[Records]
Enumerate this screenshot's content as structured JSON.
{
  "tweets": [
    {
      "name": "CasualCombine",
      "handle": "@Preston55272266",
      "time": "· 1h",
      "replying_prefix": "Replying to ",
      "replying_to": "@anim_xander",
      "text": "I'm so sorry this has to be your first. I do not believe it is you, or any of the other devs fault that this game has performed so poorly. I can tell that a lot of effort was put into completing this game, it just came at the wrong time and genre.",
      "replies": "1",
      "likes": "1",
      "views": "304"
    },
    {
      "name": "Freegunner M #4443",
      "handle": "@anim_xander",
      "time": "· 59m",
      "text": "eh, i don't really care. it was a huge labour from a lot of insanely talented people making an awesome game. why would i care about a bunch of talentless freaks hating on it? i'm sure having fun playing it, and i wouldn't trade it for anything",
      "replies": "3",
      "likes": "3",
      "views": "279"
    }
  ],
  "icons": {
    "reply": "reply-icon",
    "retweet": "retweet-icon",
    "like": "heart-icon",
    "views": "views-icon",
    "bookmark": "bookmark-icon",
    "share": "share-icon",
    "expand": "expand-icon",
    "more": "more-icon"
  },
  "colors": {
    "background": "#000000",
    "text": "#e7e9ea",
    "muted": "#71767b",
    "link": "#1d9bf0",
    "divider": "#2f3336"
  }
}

→ The problem
Produce a verbatim transcription of the entries above.

→ Task answer
Enumerate this screenshot's content as structured JSON.
{
  "tweets": [
    {
      "name": "CasualCombine",
      "handle": "@Preston55272266",
      "time": "· 1h",
      "replying_prefix": "Replying to ",
      "replying_to": "@anim_xander",
      "text": "I'm so sorry this has to be your first. I do not believe it is you, or any of the other devs fault that this game has performed so poorly. I can tell that a lot of effort was put into completing this game, it just came at the wrong time and genre.",
      "replies": "1",
      "likes": "1",
      "views": "304"
    },
    {
      "name": "Freegunner M #4443",
      "handle": "@anim_xander",
      "time": "· 59m",
      "text": "eh, i don't really care. it was a huge labour from a lot of insanely talented people making an awesome game. why would i care about a bunch of talentless freaks hating on it? i'm sure having fun playing it, and i wouldn't trade it for anything",
      "replies": "3",
      "likes": "3",
      "views": "279"
    }
  ],
  "icons": {
    "reply": "reply-icon",
    "retweet": "retweet-icon",
    "like": "heart-icon",
    "views": "views-icon",
    "bookmark": "bookmark-icon",
    "share": "share-icon",
    "expand": "expand-icon",
    "more": "more-icon"
  },
  "colors": {
    "background": "#000000",
    "text": "#e7e9ea",
    "muted": "#71767b",
    "link": "#1d9bf0",
    "divider": "#2f3336"
  }
}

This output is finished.